■ EXERCISE REQUIREMENTS:
From the entries below, copy every line where the string "العصر" appears.

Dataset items
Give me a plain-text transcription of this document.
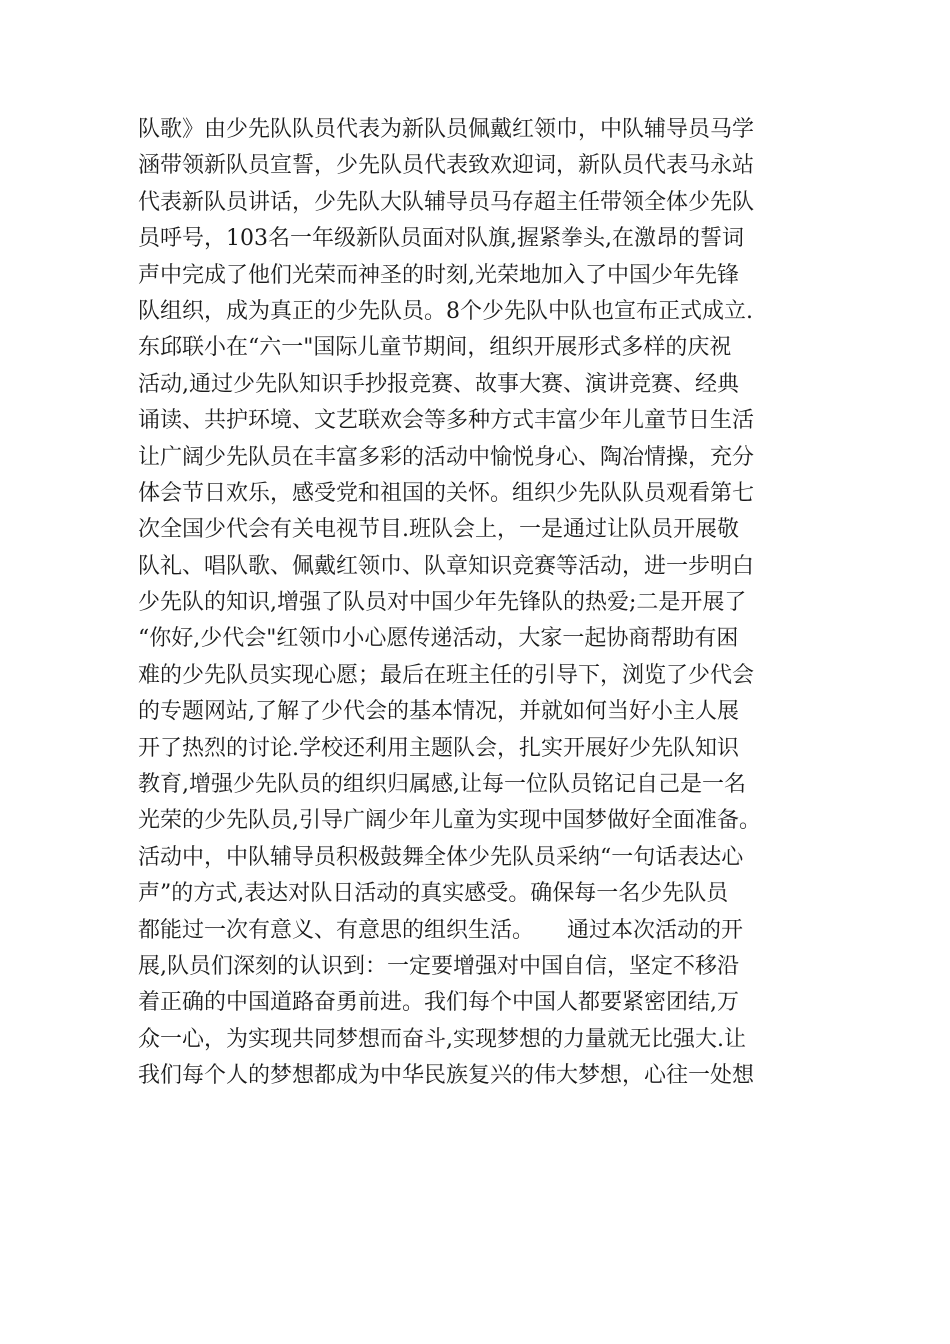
队歌》由少先队队员代表为新队员佩戴红领巾，中队辅导员马学
涵带领新队员宣誓，少先队员代表致欢迎词，新队员代表马永站
代表新队员讲话，少先队大队辅导员马存超主任带领全体少先队
员呼号，103名一年级新队员面对队旗,握紧拳头,在激昂的誓词
声中完成了他们光荣而神圣的时刻,光荣地加入了中国少年先锋
队组织，成为真正的少先队员。8个少先队中队也宣布正式成立.
东邱联小在“六一"国际儿童节期间，组织开展形式多样的庆祝
活动,通过少先队知识手抄报竞赛、故事大赛、演讲竞赛、经典
诵读、共护环境、文艺联欢会等多种方式丰富少年儿童节日生活
让广阔少先队员在丰富多彩的活动中愉悦身心、陶冶情操，充分
体会节日欢乐，感受党和祖国的关怀。组织少先队队员观看第七
次全国少代会有关电视节目.班队会上，一是通过让队员开展敬
队礼、唱队歌、佩戴红领巾、队章知识竞赛等活动，进一步明白
少先队的知识,增强了队员对中国少年先锋队的热爱;二是开展了
“你好,少代会"红领巾小心愿传递活动，大家一起协商帮助有困
难的少先队员实现心愿；最后在班主任的引导下，浏览了少代会
的专题网站,了解了少代会的基本情况，并就如何当好小主人展
开了热烈的讨论.学校还利用主题队会，扎实开展好少先队知识
教育,增强少先队员的组织归属感,让每一位队员铭记自己是一名
光荣的少先队员,引导广阔少年儿童为实现中国梦做好全面准备。
活动中，中队辅导员积极鼓舞全体少先队员采纳“一句话表达心
声”的方式,表达对队日活动的真实感受。确保每一名少先队员
都能过一次有意义、有意思的组织生活。　　通过本次活动的开
展,队员们深刻的认识到：一定要增强对中国自信，坚定不移沿
着正确的中国道路奋勇前进。我们每个中国人都要紧密团结,万
众一心，为实现共同梦想而奋斗,实现梦想的力量就无比强大.让
我们每个人的梦想都成为中华民族复兴的伟大梦想，心往一处想
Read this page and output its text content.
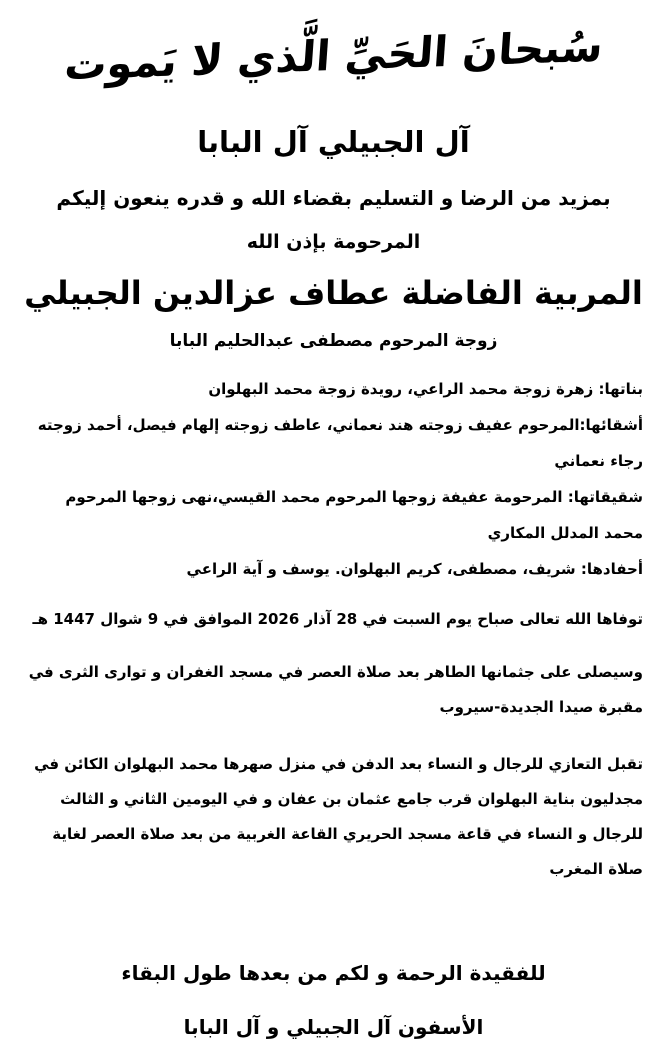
سُبحانَ الحَيِّ الَّذي لا يَموت
آل الجبيلي آل البابا
بمزيد من الرضا و التسليم بقضاء الله و قدره ينعون إليكم
المرحومة بإذن الله
المربية الفاضلة عطاف عزالدين الجبيلي
زوجة المرحوم مصطفى عبدالحليم البابا
بناتها: زهرة زوجة محمد الراعي، رويدة زوجة محمد البهلوان
أشقائها:المرحوم عفيف زوجته هند نعماني، عاطف زوجته إلهام فيصل، أحمد زوجته رجاء نعماني
شقيقاتها: المرحومة عفيفة زوجها المرحوم محمد القيسي،نهى زوجها المرحوم محمد المدلل المكاري
أحفادها: شريف، مصطفى، كريم البهلوان. يوسف و آية الراعي
توفاها الله تعالى صباح يوم السبت في 28 آذار 2026 الموافق في 9 شوال 1447 هـ
وسيصلى على جثمانها الطاهر بعد صلاة العصر في مسجد الغفران و توارى الثرى في مقبرة صيدا الجديدة-سيروب
تقبل التعازي للرجال و النساء بعد الدفن في منزل صهرها محمد البهلوان الكائن في مجدليون بناية البهلوان قرب جامع عثمان بن عفان و في اليومين الثاني و الثالث للرجال و النساء في قاعة مسجد الحريري القاعة الغربية من بعد صلاة العصر لغاية صلاة المغرب
للفقيدة الرحمة و لكم من بعدها طول البقاء
الأسفون آل الجبيلي و آل البابا
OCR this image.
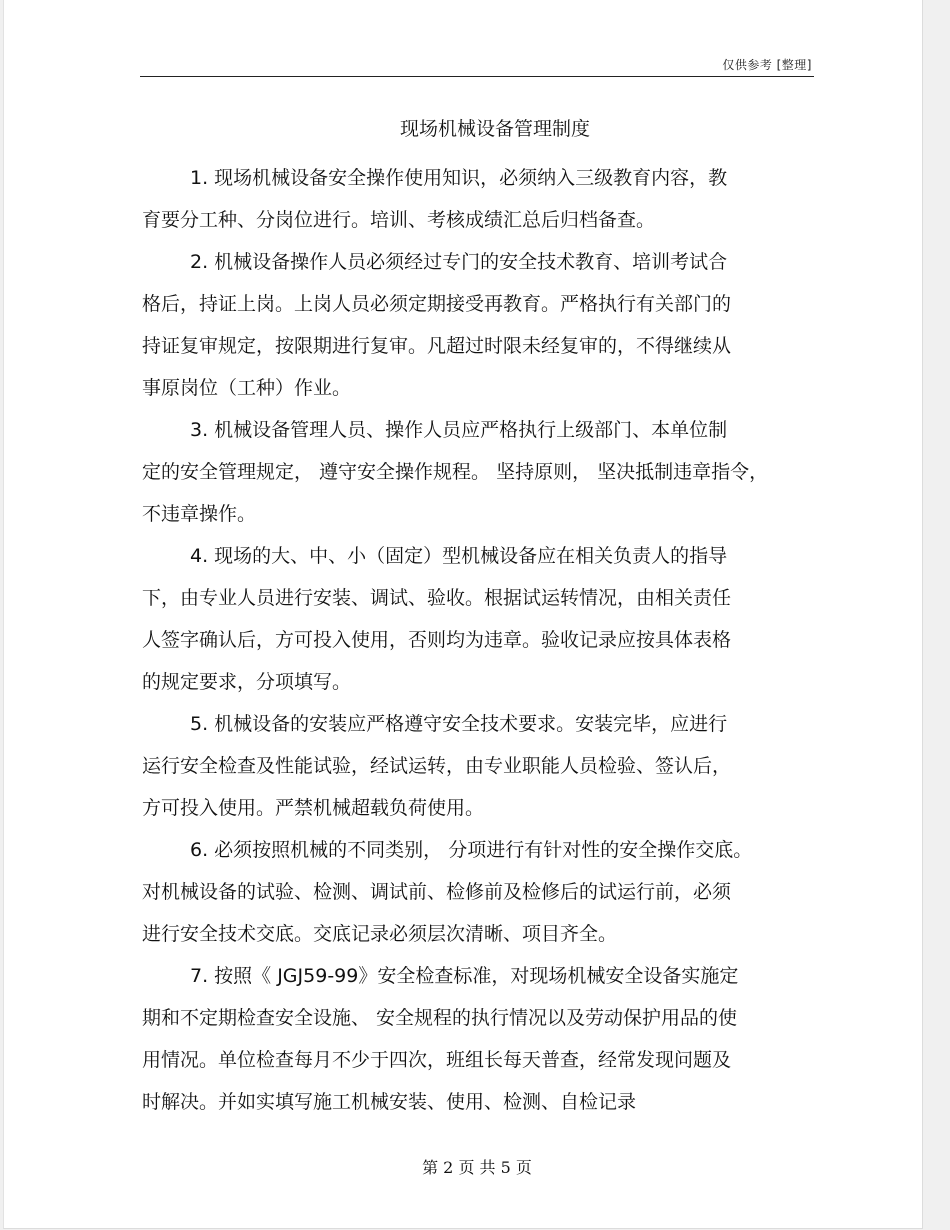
仅供参考 [整理]
现场机械设备管理制度

1. 现场机械设备安全操作使用知识，必须纳入三级教育内容，教
育要分工种、分岗位进行。培训、考核成绩汇总后归档备查。

2. 机械设备操作人员必须经过专门的安全技术教育、培训考试合
格后，持证上岗。上岗人员必须定期接受再教育。严格执行有关部门的
持证复审规定，按限期进行复审。凡超过时限未经复审的，不得继续从
事原岗位（工种）作业。

3. 机械设备管理人员、操作人员应严格执行上级部门、本单位制
定的安全管理规定， 遵守安全操作规程。 坚持原则， 坚决抵制违章指令，
不违章操作。

4. 现场的大、中、小（固定）型机械设备应在相关负责人的指导
下，由专业人员进行安装、调试、验收。根据试运转情况，由相关责任
人签字确认后，方可投入使用，否则均为违章。验收记录应按具体表格
的规定要求，分项填写。

5. 机械设备的安装应严格遵守安全技术要求。安装完毕，应进行
运行安全检查及性能试验，经试运转，由专业职能人员检验、签认后，
方可投入使用。严禁机械超载负荷使用。

6. 必须按照机械的不同类别， 分项进行有针对性的安全操作交底。
对机械设备的试验、检测、调试前、检修前及检修后的试运行前，必须
进行安全技术交底。交底记录必须层次清晰、项目齐全。

7. 按照《 JGJ59-99》安全检查标准，对现场机械安全设备实施定
期和不定期检查安全设施、 安全规程的执行情况以及劳动保护用品的使
用情况。单位检查每月不少于四次，班组长每天普查，经常发现问题及
时解决。并如实填写施工机械安装、使用、检测、自检记录

第 2 页 共 5 页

■ FINISHED TASK:
وسيصلى على جثمانها الطاهر بعد صلاة العصر في مسجد الغفران و توارى الثرى في مقبرة صيدا الجديدة-سيروب
تقبل التعازي للرجال و النساء بعد الدفن في منزل صهرها محمد البهلوان الكائن في مجدليون بناية البهلوان قرب جامع عثمان بن عفان و في اليومين الثاني و الثالث للرجال و النساء في قاعة مسجد الحريري القاعة الغربية من بعد صلاة العصر لغاية صلاة المغرب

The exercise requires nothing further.